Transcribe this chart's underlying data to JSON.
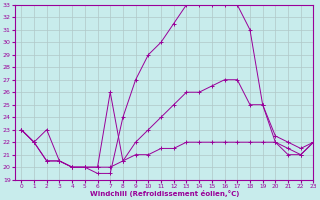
{
  "xlabel": "Windchill (Refroidissement éolien,°C)",
  "xlim": [
    -0.5,
    23
  ],
  "ylim": [
    19,
    33
  ],
  "yticks": [
    19,
    20,
    21,
    22,
    23,
    24,
    25,
    26,
    27,
    28,
    29,
    30,
    31,
    32,
    33
  ],
  "xticks": [
    0,
    1,
    2,
    3,
    4,
    5,
    6,
    7,
    8,
    9,
    10,
    11,
    12,
    13,
    14,
    15,
    16,
    17,
    18,
    19,
    20,
    21,
    22,
    23
  ],
  "bg_color": "#c8ecec",
  "line_color": "#990099",
  "grid_color": "#b0c8c8",
  "lines": [
    {
      "x": [
        0,
        1,
        2,
        3,
        4,
        5,
        6,
        7,
        8,
        9,
        10,
        11,
        12,
        13,
        14,
        15,
        16,
        17,
        18,
        19,
        20,
        21,
        22,
        23
      ],
      "y": [
        23,
        22,
        23,
        20.5,
        20,
        20,
        19.5,
        19.5,
        24,
        27,
        29,
        30,
        31.5,
        33,
        33,
        33,
        33,
        33,
        31,
        25,
        22,
        21.5,
        21,
        22
      ]
    },
    {
      "x": [
        0,
        1,
        2,
        3,
        4,
        5,
        6,
        7,
        8,
        9,
        10,
        11,
        12,
        13,
        14,
        15,
        16,
        17,
        18,
        19,
        20,
        21,
        22,
        23
      ],
      "y": [
        23,
        22,
        20.5,
        20.5,
        20,
        20,
        20,
        26,
        20.5,
        22,
        23,
        24,
        25,
        26,
        26,
        26.5,
        27,
        27,
        25,
        25,
        22.5,
        22,
        21.5,
        22
      ]
    },
    {
      "x": [
        0,
        1,
        2,
        3,
        4,
        5,
        6,
        7,
        8,
        9,
        10,
        11,
        12,
        13,
        14,
        15,
        16,
        17,
        18,
        19,
        20,
        21,
        22,
        23
      ],
      "y": [
        23,
        22,
        20.5,
        20.5,
        20,
        20,
        20,
        20,
        20.5,
        21,
        21,
        21.5,
        21.5,
        22,
        22,
        22,
        22,
        22,
        22,
        22,
        22,
        21,
        21,
        22
      ]
    }
  ]
}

- - -

● Exercise instructions: Make an exact copy of the records shown above, without the pictures.

● Response:
Transcribe this chart's underlying data to JSON.
{
  "xlabel": "Windchill (Refroidissement éolien,°C)",
  "xlim": [
    -0.5,
    23
  ],
  "ylim": [
    19,
    33
  ],
  "yticks": [
    19,
    20,
    21,
    22,
    23,
    24,
    25,
    26,
    27,
    28,
    29,
    30,
    31,
    32,
    33
  ],
  "xticks": [
    0,
    1,
    2,
    3,
    4,
    5,
    6,
    7,
    8,
    9,
    10,
    11,
    12,
    13,
    14,
    15,
    16,
    17,
    18,
    19,
    20,
    21,
    22,
    23
  ],
  "bg_color": "#c8ecec",
  "line_color": "#990099",
  "grid_color": "#b0c8c8",
  "lines": [
    {
      "x": [
        0,
        1,
        2,
        3,
        4,
        5,
        6,
        7,
        8,
        9,
        10,
        11,
        12,
        13,
        14,
        15,
        16,
        17,
        18,
        19,
        20,
        21,
        22,
        23
      ],
      "y": [
        23,
        22,
        23,
        20.5,
        20,
        20,
        19.5,
        19.5,
        24,
        27,
        29,
        30,
        31.5,
        33,
        33,
        33,
        33,
        33,
        31,
        25,
        22,
        21.5,
        21,
        22
      ]
    },
    {
      "x": [
        0,
        1,
        2,
        3,
        4,
        5,
        6,
        7,
        8,
        9,
        10,
        11,
        12,
        13,
        14,
        15,
        16,
        17,
        18,
        19,
        20,
        21,
        22,
        23
      ],
      "y": [
        23,
        22,
        20.5,
        20.5,
        20,
        20,
        20,
        26,
        20.5,
        22,
        23,
        24,
        25,
        26,
        26,
        26.5,
        27,
        27,
        25,
        25,
        22.5,
        22,
        21.5,
        22
      ]
    },
    {
      "x": [
        0,
        1,
        2,
        3,
        4,
        5,
        6,
        7,
        8,
        9,
        10,
        11,
        12,
        13,
        14,
        15,
        16,
        17,
        18,
        19,
        20,
        21,
        22,
        23
      ],
      "y": [
        23,
        22,
        20.5,
        20.5,
        20,
        20,
        20,
        20,
        20.5,
        21,
        21,
        21.5,
        21.5,
        22,
        22,
        22,
        22,
        22,
        22,
        22,
        22,
        21,
        21,
        22
      ]
    }
  ]
}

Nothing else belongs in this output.